- _Objective_:
Leave out the pictures and reproduce all of the data exactly.

++++ Input records

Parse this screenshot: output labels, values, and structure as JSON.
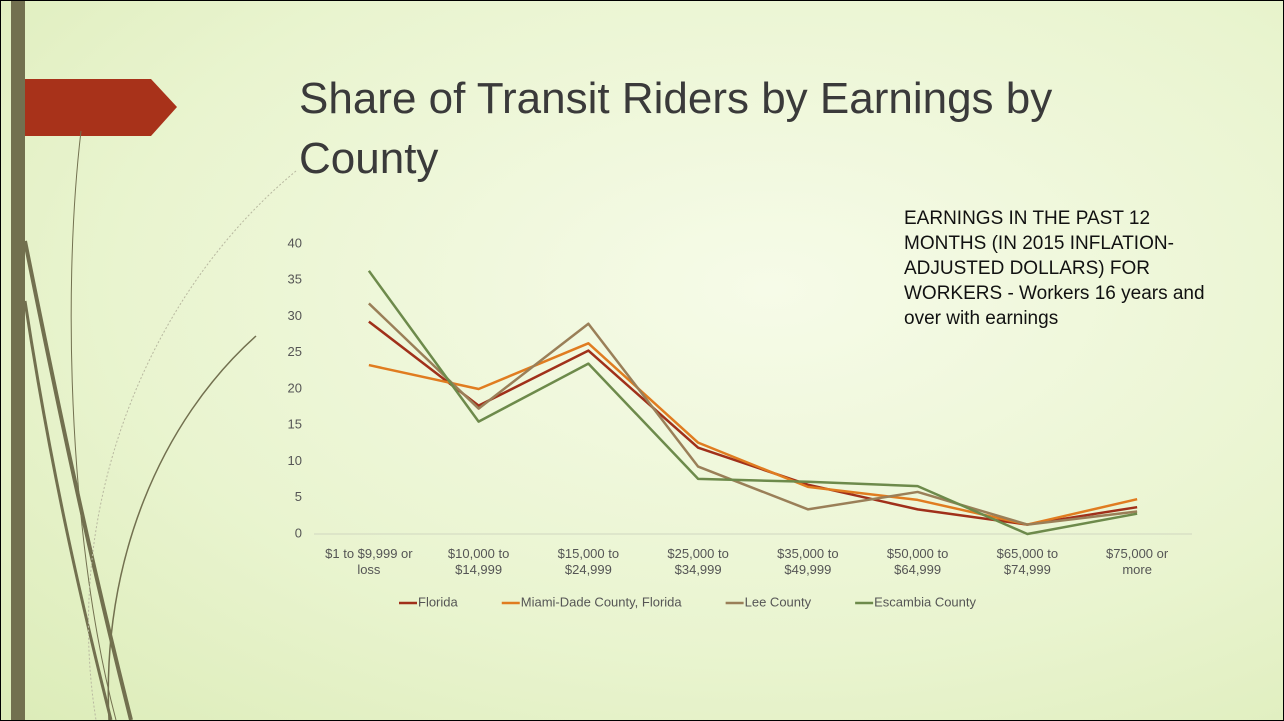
{
  "chart_data": {
    "type": "line",
    "title": "Share of Transit Riders by Earnings by County",
    "annotation": "EARNINGS IN THE PAST 12 MONTHS (IN 2015 INFLATION-ADJUSTED DOLLARS) FOR WORKERS - Workers 16 years and over with earnings",
    "categories": [
      "$1 to $9,999 or loss",
      "$10,000 to $14,999",
      "$15,000 to $24,999",
      "$25,000 to $34,999",
      "$35,000 to $49,999",
      "$50,000 to $64,999",
      "$65,000 to $74,999",
      "$75,000 or more"
    ],
    "series": [
      {
        "name": "Florida",
        "color": "#a0301a",
        "values": [
          29.3,
          17.7,
          25.3,
          11.9,
          6.8,
          3.4,
          1.3,
          3.7
        ]
      },
      {
        "name": "Miami-Dade County, Florida",
        "color": "#e07c20",
        "values": [
          23.3,
          20.0,
          26.3,
          12.6,
          6.5,
          4.7,
          1.3,
          4.8
        ]
      },
      {
        "name": "Lee County",
        "color": "#9a7f58",
        "values": [
          31.8,
          17.3,
          29.0,
          9.3,
          3.4,
          5.8,
          1.3,
          3.1
        ]
      },
      {
        "name": "Escambia County",
        "color": "#6d8a4b",
        "values": [
          36.3,
          15.5,
          23.5,
          7.6,
          7.2,
          6.6,
          0.0,
          2.8
        ]
      }
    ],
    "ylim": [
      0,
      40
    ],
    "yticks": [
      0,
      5,
      10,
      15,
      20,
      25,
      30,
      35,
      40
    ],
    "grid": false,
    "legend": "bottom"
  }
}
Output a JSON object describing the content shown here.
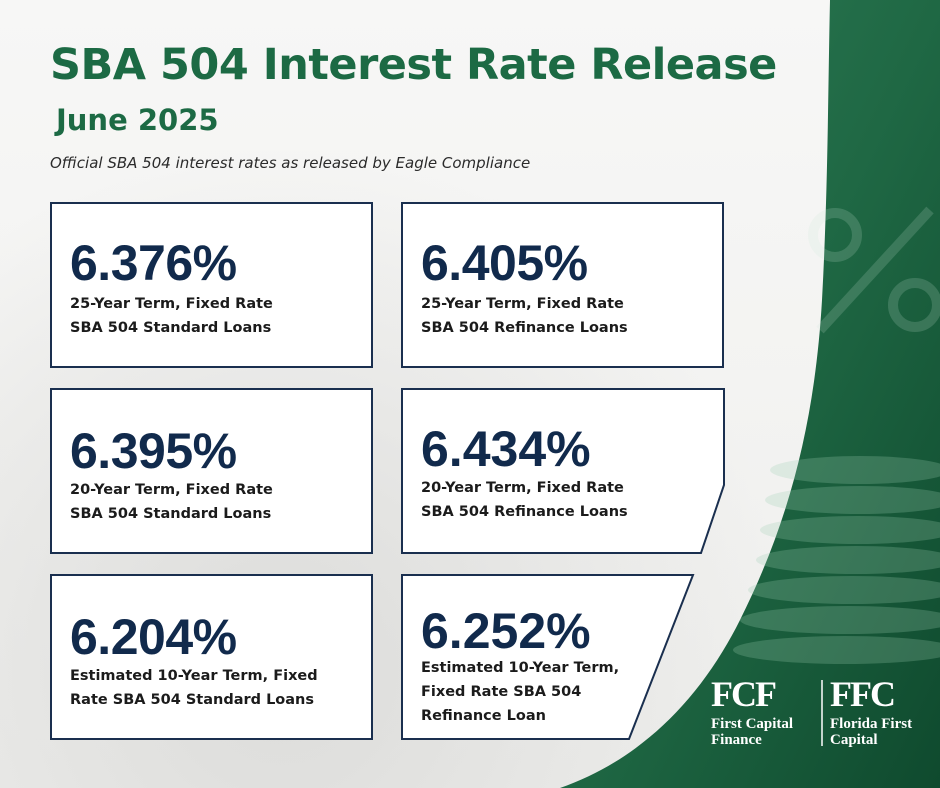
{
  "header": {
    "title_bold": "SBA 504",
    "title_rest": " Interest Rate Release",
    "subtitle": "June 2025",
    "tagline": "Official SBA 504 interest rates as released by Eagle Compliance"
  },
  "cards": [
    {
      "rate": "6.376%",
      "line1": "25-Year Term, Fixed Rate",
      "line2": "SBA 504 Standard Loans"
    },
    {
      "rate": "6.405%",
      "line1": "25-Year Term, Fixed Rate",
      "line2": "SBA 504 Refinance Loans"
    },
    {
      "rate": "6.395%",
      "line1": "20-Year Term, Fixed Rate",
      "line2": "SBA 504 Standard Loans"
    },
    {
      "rate": "6.434%",
      "line1": "20-Year Term, Fixed Rate",
      "line2": "SBA 504 Refinance Loans"
    },
    {
      "rate": "6.204%",
      "line1": "Estimated 10-Year Term, Fixed",
      "line2": "Rate SBA 504 Standard Loans"
    },
    {
      "rate": "6.252%",
      "line1": "Estimated 10-Year Term,",
      "line2": "Fixed Rate SBA 504",
      "line3": "Refinance Loan"
    }
  ],
  "logos": {
    "fcf_mark": "FCF",
    "fcf_name_1": "First Capital",
    "fcf_name_2": "Finance",
    "ffc_mark": "FFC",
    "ffc_name_1": "Florida First",
    "ffc_name_2": "Capital"
  },
  "colors": {
    "brand_green": "#1c6a44",
    "navy": "#112a4c",
    "border": "#1a2f4f"
  }
}
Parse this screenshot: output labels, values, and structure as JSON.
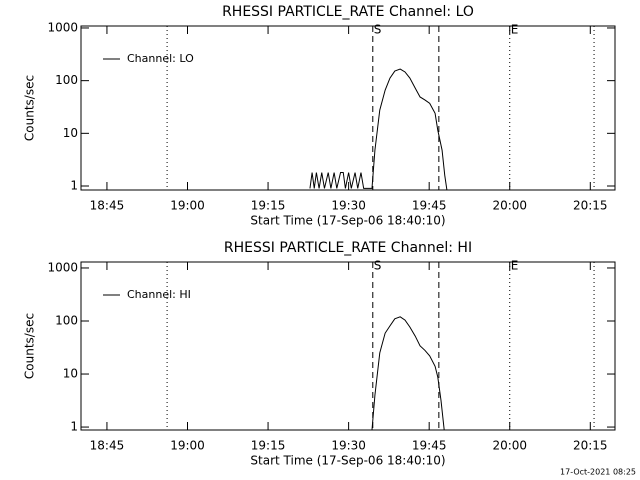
{
  "chart_data": [
    {
      "type": "line",
      "title": "RHESSI PARTICLE_RATE Channel: LO",
      "xlabel": "Start Time (17-Sep-06 18:40:10)",
      "ylabel": "Counts/sec",
      "log_y": true,
      "legend": "upper left",
      "xlim": [
        1120.17,
        1219.6
      ],
      "ylim": [
        0.84,
        1090
      ],
      "xticks": [
        {
          "value": 1125,
          "label": "18:45"
        },
        {
          "value": 1140,
          "label": "19:00"
        },
        {
          "value": 1155,
          "label": "19:15"
        },
        {
          "value": 1170,
          "label": "19:30"
        },
        {
          "value": 1185,
          "label": "19:45"
        },
        {
          "value": 1200,
          "label": "20:00"
        },
        {
          "value": 1215,
          "label": "20:15"
        }
      ],
      "yticks": [
        1,
        10,
        100,
        1000
      ],
      "vlines": [
        {
          "x": 1136.2,
          "style": "dotted"
        },
        {
          "x": 1174.5,
          "style": "dashed",
          "label": "S"
        },
        {
          "x": 1186.8,
          "style": "dashed"
        },
        {
          "x": 1200,
          "style": "dotted",
          "label": "E"
        },
        {
          "x": 1215.7,
          "style": "dotted"
        }
      ],
      "x": [
        1162.8,
        1163.2,
        1163.6,
        1164.0,
        1164.5,
        1165.0,
        1165.5,
        1166.2,
        1166.7,
        1167.3,
        1167.8,
        1168.5,
        1169.0,
        1169.4,
        1170.0,
        1170.5,
        1171.2,
        1171.7,
        1172.3,
        1172.8,
        1174.35,
        1174.9,
        1175.8,
        1176.8,
        1177.7,
        1178.6,
        1179.6,
        1180.5,
        1181.4,
        1182.4,
        1183.3,
        1184.2,
        1185.1,
        1186.1,
        1186.6,
        1187.4,
        1187.9,
        1188.3
      ],
      "series": [
        {
          "name": "Channel: LO",
          "color": "#000000",
          "values": [
            0.9,
            1.8,
            0.9,
            1.8,
            0.9,
            1.8,
            0.9,
            1.8,
            0.9,
            1.8,
            0.9,
            1.8,
            1.8,
            0.9,
            1.8,
            0.9,
            1.8,
            0.9,
            1.8,
            0.9,
            0.9,
            4.8,
            27.6,
            66,
            112,
            152,
            166,
            146,
            112,
            72,
            49,
            43,
            37,
            24,
            11.5,
            4.8,
            1.6,
            0.84
          ]
        }
      ]
    },
    {
      "type": "line",
      "title": "RHESSI PARTICLE_RATE Channel: HI",
      "xlabel": "Start Time (17-Sep-06 18:40:10)",
      "ylabel": "Counts/sec",
      "log_y": true,
      "legend": "upper left",
      "xlim": [
        1120.17,
        1219.6
      ],
      "ylim": [
        0.88,
        1296
      ],
      "xticks": [
        {
          "value": 1125,
          "label": "18:45"
        },
        {
          "value": 1140,
          "label": "19:00"
        },
        {
          "value": 1155,
          "label": "19:15"
        },
        {
          "value": 1170,
          "label": "19:30"
        },
        {
          "value": 1185,
          "label": "19:45"
        },
        {
          "value": 1200,
          "label": "20:00"
        },
        {
          "value": 1215,
          "label": "20:15"
        }
      ],
      "yticks": [
        1,
        10,
        100,
        1000
      ],
      "vlines": [
        {
          "x": 1136.2,
          "style": "dotted"
        },
        {
          "x": 1174.5,
          "style": "dashed",
          "label": "S"
        },
        {
          "x": 1186.8,
          "style": "dashed"
        },
        {
          "x": 1200,
          "style": "dotted",
          "label": "E"
        },
        {
          "x": 1215.7,
          "style": "dotted"
        }
      ],
      "x": [
        1174.35,
        1174.9,
        1175.8,
        1176.8,
        1177.7,
        1178.6,
        1179.6,
        1180.5,
        1181.4,
        1182.4,
        1183.3,
        1184.2,
        1185.1,
        1186.1,
        1186.6,
        1187.2,
        1187.6,
        1187.8
      ],
      "series": [
        {
          "name": "Channel: HI",
          "color": "#000000",
          "values": [
            0.88,
            4,
            25,
            59,
            81,
            110,
            120,
            104,
            77,
            52,
            34,
            28,
            22,
            14,
            8.8,
            3.2,
            1.35,
            0.88
          ]
        }
      ]
    }
  ],
  "footer": "17-Oct-2021 08:25"
}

++++++++

- _Answer to the problem_:
Parse this screenshot: output labels, values, and structure as JSON.
{
  "chart_data": {
    "type": "line",
    "title": "Share of Transit Riders by Earnings by County",
    "annotation": "EARNINGS IN THE PAST 12 MONTHS (IN 2015 INFLATION-ADJUSTED DOLLARS) FOR WORKERS - Workers 16 years and over with earnings",
    "categories": [
      "$1 to $9,999 or loss",
      "$10,000 to $14,999",
      "$15,000 to $24,999",
      "$25,000 to $34,999",
      "$35,000 to $49,999",
      "$50,000 to $64,999",
      "$65,000 to $74,999",
      "$75,000 or more"
    ],
    "series": [
      {
        "name": "Florida",
        "color": "#a0301a",
        "values": [
          29.3,
          17.7,
          25.3,
          11.9,
          6.8,
          3.4,
          1.3,
          3.7
        ]
      },
      {
        "name": "Miami-Dade County, Florida",
        "color": "#e07c20",
        "values": [
          23.3,
          20.0,
          26.3,
          12.6,
          6.5,
          4.7,
          1.3,
          4.8
        ]
      },
      {
        "name": "Lee County",
        "color": "#9a7f58",
        "values": [
          31.8,
          17.3,
          29.0,
          9.3,
          3.4,
          5.8,
          1.3,
          3.1
        ]
      },
      {
        "name": "Escambia County",
        "color": "#6d8a4b",
        "values": [
          36.3,
          15.5,
          23.5,
          7.6,
          7.2,
          6.6,
          0.0,
          2.8
        ]
      }
    ],
    "ylim": [
      0,
      40
    ],
    "yticks": [
      0,
      5,
      10,
      15,
      20,
      25,
      30,
      35,
      40
    ],
    "grid": false,
    "legend": "bottom"
  }
}
Output a JSON object describing the content shown here.
{
  "header": {
    "title_bold": "SBA 504",
    "title_rest": " Interest Rate Release",
    "subtitle": "June 2025",
    "tagline": "Official SBA 504 interest rates as released by Eagle Compliance"
  },
  "cards": [
    {
      "rate": "6.376%",
      "line1": "25-Year Term, Fixed Rate",
      "line2": "SBA 504 Standard Loans"
    },
    {
      "rate": "6.405%",
      "line1": "25-Year Term, Fixed Rate",
      "line2": "SBA 504 Refinance Loans"
    },
    {
      "rate": "6.395%",
      "line1": "20-Year Term, Fixed Rate",
      "line2": "SBA 504 Standard Loans"
    },
    {
      "rate": "6.434%",
      "line1": "20-Year Term, Fixed Rate",
      "line2": "SBA 504 Refinance Loans"
    },
    {
      "rate": "6.204%",
      "line1": "Estimated 10-Year Term, Fixed",
      "line2": "Rate SBA 504 Standard Loans"
    },
    {
      "rate": "6.252%",
      "line1": "Estimated 10-Year Term,",
      "line2": "Fixed Rate SBA 504",
      "line3": "Refinance Loan"
    }
  ],
  "logos": {
    "fcf_mark": "FCF",
    "fcf_name_1": "First Capital",
    "fcf_name_2": "Finance",
    "ffc_mark": "FFC",
    "ffc_name_1": "Florida First",
    "ffc_name_2": "Capital"
  },
  "colors": {
    "brand_green": "#1c6a44",
    "navy": "#112a4c",
    "border": "#1a2f4f"
  }
}
Parse this screenshot: output labels, values, and structure as JSON.
{
  "chart_data": [
    {
      "type": "line",
      "title": "RHESSI PARTICLE_RATE Channel: LO",
      "xlabel": "Start Time (17-Sep-06 18:40:10)",
      "ylabel": "Counts/sec",
      "log_y": true,
      "legend": "upper left",
      "xlim": [
        1120.17,
        1219.6
      ],
      "ylim": [
        0.84,
        1090
      ],
      "xticks": [
        {
          "value": 1125,
          "label": "18:45"
        },
        {
          "value": 1140,
          "label": "19:00"
        },
        {
          "value": 1155,
          "label": "19:15"
        },
        {
          "value": 1170,
          "label": "19:30"
        },
        {
          "value": 1185,
          "label": "19:45"
        },
        {
          "value": 1200,
          "label": "20:00"
        },
        {
          "value": 1215,
          "label": "20:15"
        }
      ],
      "yticks": [
        1,
        10,
        100,
        1000
      ],
      "vlines": [
        {
          "x": 1136.2,
          "style": "dotted"
        },
        {
          "x": 1174.5,
          "style": "dashed",
          "label": "S"
        },
        {
          "x": 1186.8,
          "style": "dashed"
        },
        {
          "x": 1200,
          "style": "dotted",
          "label": "E"
        },
        {
          "x": 1215.7,
          "style": "dotted"
        }
      ],
      "x": [
        1162.8,
        1163.2,
        1163.6,
        1164.0,
        1164.5,
        1165.0,
        1165.5,
        1166.2,
        1166.7,
        1167.3,
        1167.8,
        1168.5,
        1169.0,
        1169.4,
        1170.0,
        1170.5,
        1171.2,
        1171.7,
        1172.3,
        1172.8,
        1174.35,
        1174.9,
        1175.8,
        1176.8,
        1177.7,
        1178.6,
        1179.6,
        1180.5,
        1181.4,
        1182.4,
        1183.3,
        1184.2,
        1185.1,
        1186.1,
        1186.6,
        1187.4,
        1187.9,
        1188.3
      ],
      "series": [
        {
          "name": "Channel: LO",
          "color": "#000000",
          "values": [
            0.9,
            1.8,
            0.9,
            1.8,
            0.9,
            1.8,
            0.9,
            1.8,
            0.9,
            1.8,
            0.9,
            1.8,
            1.8,
            0.9,
            1.8,
            0.9,
            1.8,
            0.9,
            1.8,
            0.9,
            0.9,
            4.8,
            27.6,
            66,
            112,
            152,
            166,
            146,
            112,
            72,
            49,
            43,
            37,
            24,
            11.5,
            4.8,
            1.6,
            0.84
          ]
        }
      ]
    },
    {
      "type": "line",
      "title": "RHESSI PARTICLE_RATE Channel: HI",
      "xlabel": "Start Time (17-Sep-06 18:40:10)",
      "ylabel": "Counts/sec",
      "log_y": true,
      "legend": "upper left",
      "xlim": [
        1120.17,
        1219.6
      ],
      "ylim": [
        0.88,
        1296
      ],
      "xticks": [
        {
          "value": 1125,
          "label": "18:45"
        },
        {
          "value": 1140,
          "label": "19:00"
        },
        {
          "value": 1155,
          "label": "19:15"
        },
        {
          "value": 1170,
          "label": "19:30"
        },
        {
          "value": 1185,
          "label": "19:45"
        },
        {
          "value": 1200,
          "label": "20:00"
        },
        {
          "value": 1215,
          "label": "20:15"
        }
      ],
      "yticks": [
        1,
        10,
        100,
        1000
      ],
      "vlines": [
        {
          "x": 1136.2,
          "style": "dotted"
        },
        {
          "x": 1174.5,
          "style": "dashed",
          "label": "S"
        },
        {
          "x": 1186.8,
          "style": "dashed"
        },
        {
          "x": 1200,
          "style": "dotted",
          "label": "E"
        },
        {
          "x": 1215.7,
          "style": "dotted"
        }
      ],
      "x": [
        1174.35,
        1174.9,
        1175.8,
        1176.8,
        1177.7,
        1178.6,
        1179.6,
        1180.5,
        1181.4,
        1182.4,
        1183.3,
        1184.2,
        1185.1,
        1186.1,
        1186.6,
        1187.2,
        1187.6,
        1187.8
      ],
      "series": [
        {
          "name": "Channel: HI",
          "color": "#000000",
          "values": [
            0.88,
            4,
            25,
            59,
            81,
            110,
            120,
            104,
            77,
            52,
            34,
            28,
            22,
            14,
            8.8,
            3.2,
            1.35,
            0.88
          ]
        }
      ]
    }
  ],
  "footer": "17-Oct-2021 08:25"
}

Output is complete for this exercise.